• Requirement
Write out the records beneath this line exactly as they appear, minus any images.

▼

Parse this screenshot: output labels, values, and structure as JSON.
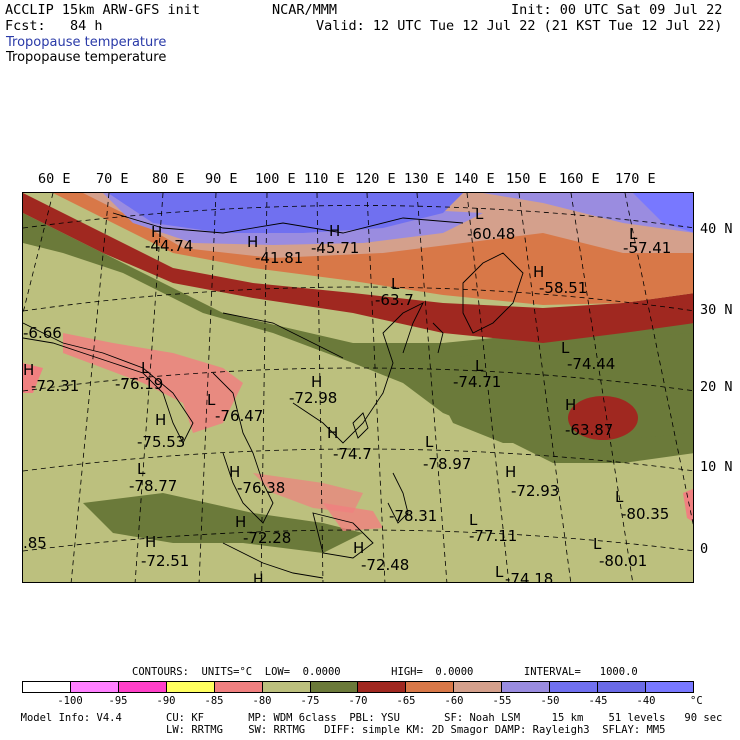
{
  "header": {
    "model": "ACCLIP 15km ARW-GFS init",
    "center": "NCAR/MMM",
    "init": "Init: 00 UTC Sat 09 Jul 22",
    "fcst": "Fcst:   84 h",
    "valid": "Valid: 12 UTC Tue 12 Jul 22 (21 KST Tue 12 Jul 22)",
    "field_title_1": "Tropopause temperature",
    "field_title_2": "Tropopause temperature"
  },
  "map": {
    "lon_labels": [
      "60 E",
      "70 E",
      "80 E",
      "90 E",
      "100 E",
      "110 E",
      "120 E",
      "130 E",
      "140 E",
      "150 E",
      "160 E",
      "170 E"
    ],
    "lat_labels": [
      "40 N",
      "30 N",
      "20 N",
      "10 N",
      "0"
    ],
    "pressure_centers": [
      {
        "type": "H",
        "value": "-44.74"
      },
      {
        "type": "H",
        "value": "-41.81"
      },
      {
        "type": "H",
        "value": "-45.71"
      },
      {
        "type": "L",
        "value": "-60.48"
      },
      {
        "type": "L",
        "value": "-57.41"
      },
      {
        "type": "H",
        "value": "-58.51"
      },
      {
        "type": "L",
        "value": "-63.7"
      },
      {
        "type": "",
        "value": "-6.66"
      },
      {
        "type": "H",
        "value": "-72.31"
      },
      {
        "type": "L",
        "value": "-76.19"
      },
      {
        "type": "L",
        "value": "-76.47"
      },
      {
        "type": "H",
        "value": "-72.98"
      },
      {
        "type": "L",
        "value": "-74.71"
      },
      {
        "type": "L",
        "value": "-74.44"
      },
      {
        "type": "H",
        "value": "-75.53"
      },
      {
        "type": "H",
        "value": "-74.7"
      },
      {
        "type": "H",
        "value": "-63.87"
      },
      {
        "type": "L",
        "value": "-78.77"
      },
      {
        "type": "H",
        "value": "-76.38"
      },
      {
        "type": "L",
        "value": "-78.97"
      },
      {
        "type": "H",
        "value": "-72.93"
      },
      {
        "type": "L",
        "value": "-80.35"
      },
      {
        "type": "",
        "value": "-78.31"
      },
      {
        "type": "H",
        "value": "-72.28"
      },
      {
        "type": "L",
        "value": "-77.11"
      },
      {
        "type": "",
        "value": ".85"
      },
      {
        "type": "H",
        "value": "-72.51"
      },
      {
        "type": "H",
        "value": "-72.48"
      },
      {
        "type": "L",
        "value": "-80.01"
      },
      {
        "type": "L",
        "value": "-74.18"
      }
    ]
  },
  "legend": {
    "contours_line": "CONTOURS:  UNITS=°C  LOW=  0.0000        HIGH=  0.0000        INTERVAL=   1000.0",
    "unit": "°C",
    "ticks": [
      "-100",
      "-95",
      "-90",
      "-85",
      "-80",
      "-75",
      "-70",
      "-65",
      "-60",
      "-55",
      "-50",
      "-45",
      "-40"
    ],
    "colors": [
      "#ffffff",
      "#ff80ff",
      "#ff40c8",
      "#ffff60",
      "#f08080",
      "#bcc07e",
      "#6b7a3a",
      "#a02820",
      "#d87848",
      "#d4a08c",
      "#9a8ce0",
      "#7070f0",
      "#6a6ae6",
      "#7878ff"
    ]
  },
  "footer": {
    "line1": "  Model Info: V4.4       CU: KF       MP: WDM 6class  PBL: YSU       SF: Noah LSM     15 km    51 levels   90 sec",
    "line2": "                         LW: RRTMG    SW: RRTMG   DIFF: simple KM: 2D Smagor DAMP: Rayleigh3  SFLAY: MM5"
  }
}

▲

• Correct answer
Parse this screenshot: output labels, values, and structure as JSON.
{
  "header": {
    "model": "ACCLIP 15km ARW-GFS init",
    "center": "NCAR/MMM",
    "init": "Init: 00 UTC Sat 09 Jul 22",
    "fcst": "Fcst:   84 h",
    "valid": "Valid: 12 UTC Tue 12 Jul 22 (21 KST Tue 12 Jul 22)",
    "field_title_1": "Tropopause temperature",
    "field_title_2": "Tropopause temperature"
  },
  "map": {
    "lon_labels": [
      "60 E",
      "70 E",
      "80 E",
      "90 E",
      "100 E",
      "110 E",
      "120 E",
      "130 E",
      "140 E",
      "150 E",
      "160 E",
      "170 E"
    ],
    "lat_labels": [
      "40 N",
      "30 N",
      "20 N",
      "10 N",
      "0"
    ],
    "pressure_centers": [
      {
        "type": "H",
        "value": "-44.74"
      },
      {
        "type": "H",
        "value": "-41.81"
      },
      {
        "type": "H",
        "value": "-45.71"
      },
      {
        "type": "L",
        "value": "-60.48"
      },
      {
        "type": "L",
        "value": "-57.41"
      },
      {
        "type": "H",
        "value": "-58.51"
      },
      {
        "type": "L",
        "value": "-63.7"
      },
      {
        "type": "",
        "value": "-6.66"
      },
      {
        "type": "H",
        "value": "-72.31"
      },
      {
        "type": "L",
        "value": "-76.19"
      },
      {
        "type": "L",
        "value": "-76.47"
      },
      {
        "type": "H",
        "value": "-72.98"
      },
      {
        "type": "L",
        "value": "-74.71"
      },
      {
        "type": "L",
        "value": "-74.44"
      },
      {
        "type": "H",
        "value": "-75.53"
      },
      {
        "type": "H",
        "value": "-74.7"
      },
      {
        "type": "H",
        "value": "-63.87"
      },
      {
        "type": "L",
        "value": "-78.77"
      },
      {
        "type": "H",
        "value": "-76.38"
      },
      {
        "type": "L",
        "value": "-78.97"
      },
      {
        "type": "H",
        "value": "-72.93"
      },
      {
        "type": "L",
        "value": "-80.35"
      },
      {
        "type": "",
        "value": "-78.31"
      },
      {
        "type": "H",
        "value": "-72.28"
      },
      {
        "type": "L",
        "value": "-77.11"
      },
      {
        "type": "",
        "value": ".85"
      },
      {
        "type": "H",
        "value": "-72.51"
      },
      {
        "type": "H",
        "value": "-72.48"
      },
      {
        "type": "L",
        "value": "-80.01"
      },
      {
        "type": "L",
        "value": "-74.18"
      }
    ]
  },
  "legend": {
    "contours_line": "CONTOURS:  UNITS=°C  LOW=  0.0000        HIGH=  0.0000        INTERVAL=   1000.0",
    "unit": "°C",
    "ticks": [
      "-100",
      "-95",
      "-90",
      "-85",
      "-80",
      "-75",
      "-70",
      "-65",
      "-60",
      "-55",
      "-50",
      "-45",
      "-40"
    ],
    "colors": [
      "#ffffff",
      "#ff80ff",
      "#ff40c8",
      "#ffff60",
      "#f08080",
      "#bcc07e",
      "#6b7a3a",
      "#a02820",
      "#d87848",
      "#d4a08c",
      "#9a8ce0",
      "#7070f0",
      "#6a6ae6",
      "#7878ff"
    ]
  },
  "footer": {
    "line1": "  Model Info: V4.4       CU: KF       MP: WDM 6class  PBL: YSU       SF: Noah LSM     15 km    51 levels   90 sec",
    "line2": "                         LW: RRTMG    SW: RRTMG   DIFF: simple KM: 2D Smagor DAMP: Rayleigh3  SFLAY: MM5"
  }
}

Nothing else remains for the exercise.